- Description of the task:
Print the entries verbatim, leaving out the images they contain.

--- BEGIN Recorded information ---

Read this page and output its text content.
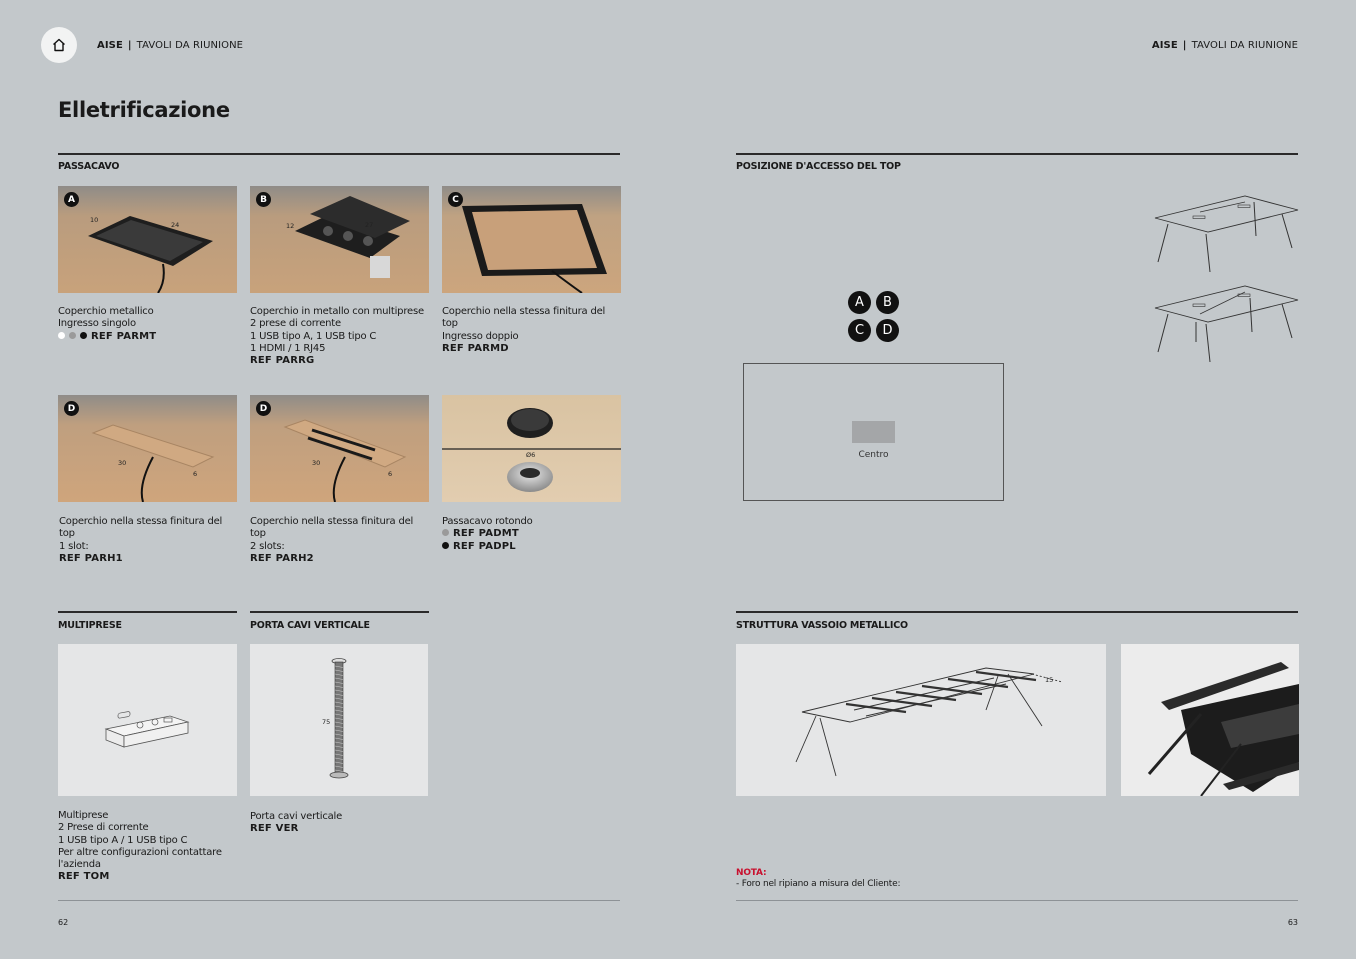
AISE | TAVOLI DA RIUNIONE	AISE | TAVOLI DA RIUNIONE
Elletrificazione
PASSACAVO
A
10
24
Coperchio metallico
Ingresso singolo
REF PARMT
B
12	27
Coperchio in metallo con multiprese
2 prese di corrente
1 USB tipo A, 1 USB tipo C
1 HDMI / 1 RJ45
REF PARRG
C
Coperchio nella stessa finitura del top
Ingresso doppio
REF PARMD
D
30
6
Coperchio nella stessa finitura del top
1 slot:
REF PARH1
D
30
6
Coperchio nella stessa finitura del top
2 slots:
REF PARH2
Ø6
Passacavo rotondo
REF PADMT
REF PADPL
MULTIPRESE
Multiprese
2 Prese di corrente
1 USB tipo A / 1 USB tipo C
Per altre configurazioni contattare
l'azienda
REF TOM
PORTA CAVI VERTICALE
75
Porta cavi verticale
REF VER
62
POSIZIONE D'ACCESSO DEL TOP
A	B
C	D
Centro
STRUTTURA VASSOIO METALLICO
15
NOTA:
- Foro nel ripiano a misura del Cliente:
63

--- END Recorded information ---

- Written answer:
Read this page and output its text content.
AISE | TAVOLI DA RIUNIONE	AISE | TAVOLI DA RIUNIONE
Elletrificazione
PASSACAVO
A
10
24
Coperchio metallico
Ingresso singolo
REF PARMT
B
12	27
Coperchio in metallo con multiprese
2 prese di corrente
1 USB tipo A, 1 USB tipo C
1 HDMI / 1 RJ45
REF PARRG
C
Coperchio nella stessa finitura del top
Ingresso doppio
REF PARMD
D
30
6
Coperchio nella stessa finitura del top
1 slot:
REF PARH1
D
30
6
Coperchio nella stessa finitura del top
2 slots:
REF PARH2
Ø6
Passacavo rotondo
REF PADMT
REF PADPL
MULTIPRESE
Multiprese
2 Prese di corrente
1 USB tipo A / 1 USB tipo C
Per altre configurazioni contattare
l'azienda
REF TOM
PORTA CAVI VERTICALE
75
Porta cavi verticale
REF VER
62
POSIZIONE D'ACCESSO DEL TOP
A	B
C	D
Centro
STRUTTURA VASSOIO METALLICO
15
NOTA:
- Foro nel ripiano a misura del Cliente:
63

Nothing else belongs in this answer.